- _What you have to do_
Determine the number of lines containing the word "indicators", and state that figure alone.

<<<<

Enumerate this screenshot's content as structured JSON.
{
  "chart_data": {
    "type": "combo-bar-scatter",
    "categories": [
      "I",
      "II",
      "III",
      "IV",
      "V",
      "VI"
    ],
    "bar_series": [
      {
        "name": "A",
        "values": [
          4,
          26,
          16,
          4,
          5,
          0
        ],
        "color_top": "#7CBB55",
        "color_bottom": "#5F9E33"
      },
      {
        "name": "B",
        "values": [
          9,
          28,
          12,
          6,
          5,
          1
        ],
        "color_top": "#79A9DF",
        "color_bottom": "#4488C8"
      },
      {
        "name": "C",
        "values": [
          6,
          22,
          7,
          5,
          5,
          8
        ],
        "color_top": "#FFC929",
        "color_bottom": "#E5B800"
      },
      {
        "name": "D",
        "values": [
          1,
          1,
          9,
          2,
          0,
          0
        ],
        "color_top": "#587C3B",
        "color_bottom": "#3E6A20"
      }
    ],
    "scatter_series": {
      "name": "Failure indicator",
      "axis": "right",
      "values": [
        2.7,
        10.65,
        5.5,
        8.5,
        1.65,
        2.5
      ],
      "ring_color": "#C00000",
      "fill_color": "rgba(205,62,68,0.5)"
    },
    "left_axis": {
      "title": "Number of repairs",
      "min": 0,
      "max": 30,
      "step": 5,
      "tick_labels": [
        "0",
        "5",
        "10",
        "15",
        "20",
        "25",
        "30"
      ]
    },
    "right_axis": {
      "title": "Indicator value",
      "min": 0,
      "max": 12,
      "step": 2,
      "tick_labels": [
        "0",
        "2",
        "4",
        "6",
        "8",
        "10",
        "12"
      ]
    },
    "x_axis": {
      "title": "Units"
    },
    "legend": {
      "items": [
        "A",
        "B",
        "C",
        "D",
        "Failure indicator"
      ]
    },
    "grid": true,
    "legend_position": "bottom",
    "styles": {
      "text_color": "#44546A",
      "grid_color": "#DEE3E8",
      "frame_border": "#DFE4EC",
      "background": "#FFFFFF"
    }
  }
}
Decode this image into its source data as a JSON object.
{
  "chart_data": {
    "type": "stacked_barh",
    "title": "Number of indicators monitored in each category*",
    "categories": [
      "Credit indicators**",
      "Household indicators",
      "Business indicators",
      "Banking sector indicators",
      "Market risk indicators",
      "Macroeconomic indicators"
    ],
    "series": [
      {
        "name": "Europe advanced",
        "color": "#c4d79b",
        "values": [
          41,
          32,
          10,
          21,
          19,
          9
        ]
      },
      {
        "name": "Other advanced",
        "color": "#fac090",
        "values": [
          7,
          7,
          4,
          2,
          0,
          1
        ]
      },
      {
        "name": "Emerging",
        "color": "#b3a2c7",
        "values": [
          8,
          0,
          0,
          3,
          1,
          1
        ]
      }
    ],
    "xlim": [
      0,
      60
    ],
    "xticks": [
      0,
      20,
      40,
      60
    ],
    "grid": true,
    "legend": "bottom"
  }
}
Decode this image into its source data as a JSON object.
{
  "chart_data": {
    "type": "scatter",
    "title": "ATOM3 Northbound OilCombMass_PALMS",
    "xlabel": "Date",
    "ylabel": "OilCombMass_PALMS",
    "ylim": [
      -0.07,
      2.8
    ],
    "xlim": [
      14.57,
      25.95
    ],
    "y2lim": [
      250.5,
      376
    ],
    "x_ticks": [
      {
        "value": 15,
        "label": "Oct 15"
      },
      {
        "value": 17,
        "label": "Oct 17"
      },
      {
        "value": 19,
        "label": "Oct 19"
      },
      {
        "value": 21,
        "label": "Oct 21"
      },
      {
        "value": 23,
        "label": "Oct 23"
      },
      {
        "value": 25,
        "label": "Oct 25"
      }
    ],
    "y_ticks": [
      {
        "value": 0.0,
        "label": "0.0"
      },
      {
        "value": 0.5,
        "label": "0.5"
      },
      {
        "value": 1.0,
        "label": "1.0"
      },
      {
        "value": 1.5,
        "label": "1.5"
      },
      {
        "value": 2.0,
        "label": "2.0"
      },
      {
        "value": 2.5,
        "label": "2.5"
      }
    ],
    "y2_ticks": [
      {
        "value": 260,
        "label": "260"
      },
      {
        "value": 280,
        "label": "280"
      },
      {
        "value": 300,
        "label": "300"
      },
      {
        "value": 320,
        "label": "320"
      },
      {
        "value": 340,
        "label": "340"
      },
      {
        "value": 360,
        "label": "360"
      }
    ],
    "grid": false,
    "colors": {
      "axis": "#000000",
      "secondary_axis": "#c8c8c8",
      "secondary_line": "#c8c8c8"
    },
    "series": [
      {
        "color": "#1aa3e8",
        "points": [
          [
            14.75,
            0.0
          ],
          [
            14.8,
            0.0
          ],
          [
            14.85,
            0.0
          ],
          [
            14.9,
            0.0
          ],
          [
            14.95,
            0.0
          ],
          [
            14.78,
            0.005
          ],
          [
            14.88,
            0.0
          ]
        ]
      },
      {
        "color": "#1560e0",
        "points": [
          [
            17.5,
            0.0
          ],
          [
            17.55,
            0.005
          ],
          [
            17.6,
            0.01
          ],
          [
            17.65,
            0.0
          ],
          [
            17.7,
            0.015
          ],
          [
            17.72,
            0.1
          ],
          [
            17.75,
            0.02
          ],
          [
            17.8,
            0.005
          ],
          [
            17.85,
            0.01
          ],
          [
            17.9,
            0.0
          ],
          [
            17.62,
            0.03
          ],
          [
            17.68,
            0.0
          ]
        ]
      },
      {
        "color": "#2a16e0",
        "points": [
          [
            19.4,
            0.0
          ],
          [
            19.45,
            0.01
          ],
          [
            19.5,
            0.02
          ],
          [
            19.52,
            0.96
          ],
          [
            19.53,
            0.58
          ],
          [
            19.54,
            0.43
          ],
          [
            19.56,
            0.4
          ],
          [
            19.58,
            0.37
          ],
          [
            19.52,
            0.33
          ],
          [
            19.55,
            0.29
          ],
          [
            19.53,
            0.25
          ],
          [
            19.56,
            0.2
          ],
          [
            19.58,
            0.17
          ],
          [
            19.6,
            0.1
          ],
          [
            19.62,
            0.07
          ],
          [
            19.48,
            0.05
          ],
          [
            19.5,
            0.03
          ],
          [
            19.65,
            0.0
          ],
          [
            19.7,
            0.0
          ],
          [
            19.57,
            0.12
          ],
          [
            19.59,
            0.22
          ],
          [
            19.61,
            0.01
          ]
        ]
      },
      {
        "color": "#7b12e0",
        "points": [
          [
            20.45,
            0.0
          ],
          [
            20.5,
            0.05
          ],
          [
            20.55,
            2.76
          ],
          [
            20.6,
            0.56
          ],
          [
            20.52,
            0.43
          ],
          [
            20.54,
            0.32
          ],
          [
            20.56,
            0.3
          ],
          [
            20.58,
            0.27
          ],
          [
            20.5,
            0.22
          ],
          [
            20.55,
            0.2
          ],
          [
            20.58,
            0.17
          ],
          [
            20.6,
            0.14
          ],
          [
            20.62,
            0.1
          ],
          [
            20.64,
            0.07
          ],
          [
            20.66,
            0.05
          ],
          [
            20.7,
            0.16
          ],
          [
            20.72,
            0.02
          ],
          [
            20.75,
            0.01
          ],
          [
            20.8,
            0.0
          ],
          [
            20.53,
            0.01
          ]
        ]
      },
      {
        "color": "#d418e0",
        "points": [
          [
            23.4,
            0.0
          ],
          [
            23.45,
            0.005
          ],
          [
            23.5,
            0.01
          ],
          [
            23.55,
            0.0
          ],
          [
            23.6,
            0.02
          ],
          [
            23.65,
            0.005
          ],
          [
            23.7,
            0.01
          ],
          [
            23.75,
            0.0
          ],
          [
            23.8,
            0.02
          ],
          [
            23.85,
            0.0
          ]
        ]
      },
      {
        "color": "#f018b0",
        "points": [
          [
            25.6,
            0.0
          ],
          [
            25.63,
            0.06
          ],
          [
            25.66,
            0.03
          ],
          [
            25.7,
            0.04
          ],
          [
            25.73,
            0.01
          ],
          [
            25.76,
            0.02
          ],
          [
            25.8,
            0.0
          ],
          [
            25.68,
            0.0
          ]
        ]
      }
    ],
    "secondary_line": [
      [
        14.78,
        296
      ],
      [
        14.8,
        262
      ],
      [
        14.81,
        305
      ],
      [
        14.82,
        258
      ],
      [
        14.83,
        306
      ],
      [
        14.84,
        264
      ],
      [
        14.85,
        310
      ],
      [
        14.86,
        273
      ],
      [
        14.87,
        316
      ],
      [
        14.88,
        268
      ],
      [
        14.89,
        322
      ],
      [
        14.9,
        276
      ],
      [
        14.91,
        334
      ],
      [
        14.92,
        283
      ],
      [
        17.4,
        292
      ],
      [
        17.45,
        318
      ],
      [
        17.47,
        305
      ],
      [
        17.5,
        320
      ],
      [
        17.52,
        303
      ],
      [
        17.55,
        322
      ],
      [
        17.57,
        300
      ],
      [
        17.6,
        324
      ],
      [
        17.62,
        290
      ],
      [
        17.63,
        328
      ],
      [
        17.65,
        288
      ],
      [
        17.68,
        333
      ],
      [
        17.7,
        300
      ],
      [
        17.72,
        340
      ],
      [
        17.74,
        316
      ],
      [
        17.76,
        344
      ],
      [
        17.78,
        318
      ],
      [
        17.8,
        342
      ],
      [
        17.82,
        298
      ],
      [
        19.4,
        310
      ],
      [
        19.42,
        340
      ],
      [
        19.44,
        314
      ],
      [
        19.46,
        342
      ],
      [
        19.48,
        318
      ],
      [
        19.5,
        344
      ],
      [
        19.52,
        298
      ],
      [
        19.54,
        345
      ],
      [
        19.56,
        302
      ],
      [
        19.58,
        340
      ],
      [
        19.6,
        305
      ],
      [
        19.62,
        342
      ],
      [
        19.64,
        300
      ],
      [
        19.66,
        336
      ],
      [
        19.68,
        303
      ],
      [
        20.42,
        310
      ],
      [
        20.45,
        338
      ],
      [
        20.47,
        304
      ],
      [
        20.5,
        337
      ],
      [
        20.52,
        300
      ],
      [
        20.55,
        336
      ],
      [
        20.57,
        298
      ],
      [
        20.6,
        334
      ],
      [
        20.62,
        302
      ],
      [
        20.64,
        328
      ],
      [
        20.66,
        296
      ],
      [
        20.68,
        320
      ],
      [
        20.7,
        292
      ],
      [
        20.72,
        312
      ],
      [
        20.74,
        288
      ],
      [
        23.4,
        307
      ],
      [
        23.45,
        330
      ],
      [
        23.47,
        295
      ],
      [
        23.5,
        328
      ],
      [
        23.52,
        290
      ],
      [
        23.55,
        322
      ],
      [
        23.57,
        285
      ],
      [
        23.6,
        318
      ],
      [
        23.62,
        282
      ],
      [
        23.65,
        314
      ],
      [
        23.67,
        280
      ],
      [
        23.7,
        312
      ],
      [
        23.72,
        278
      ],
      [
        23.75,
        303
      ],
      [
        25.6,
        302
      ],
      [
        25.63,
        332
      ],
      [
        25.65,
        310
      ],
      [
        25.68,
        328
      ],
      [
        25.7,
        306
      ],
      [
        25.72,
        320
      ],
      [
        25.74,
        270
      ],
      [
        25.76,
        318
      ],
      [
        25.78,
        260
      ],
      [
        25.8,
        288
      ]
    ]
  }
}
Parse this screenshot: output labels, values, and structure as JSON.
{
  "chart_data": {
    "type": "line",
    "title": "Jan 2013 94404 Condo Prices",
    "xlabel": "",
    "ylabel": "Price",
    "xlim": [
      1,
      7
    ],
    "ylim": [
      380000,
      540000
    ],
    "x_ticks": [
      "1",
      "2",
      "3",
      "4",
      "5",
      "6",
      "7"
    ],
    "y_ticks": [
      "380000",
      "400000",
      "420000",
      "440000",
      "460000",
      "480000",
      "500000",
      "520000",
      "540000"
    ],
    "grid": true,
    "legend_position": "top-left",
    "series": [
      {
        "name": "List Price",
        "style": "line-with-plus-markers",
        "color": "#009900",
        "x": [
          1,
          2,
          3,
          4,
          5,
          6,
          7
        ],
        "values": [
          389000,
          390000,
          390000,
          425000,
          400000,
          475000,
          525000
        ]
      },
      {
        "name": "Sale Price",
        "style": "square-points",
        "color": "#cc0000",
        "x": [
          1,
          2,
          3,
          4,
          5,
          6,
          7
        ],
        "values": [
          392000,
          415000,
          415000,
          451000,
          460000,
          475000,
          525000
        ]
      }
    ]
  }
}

>>>>

- _Solution_
7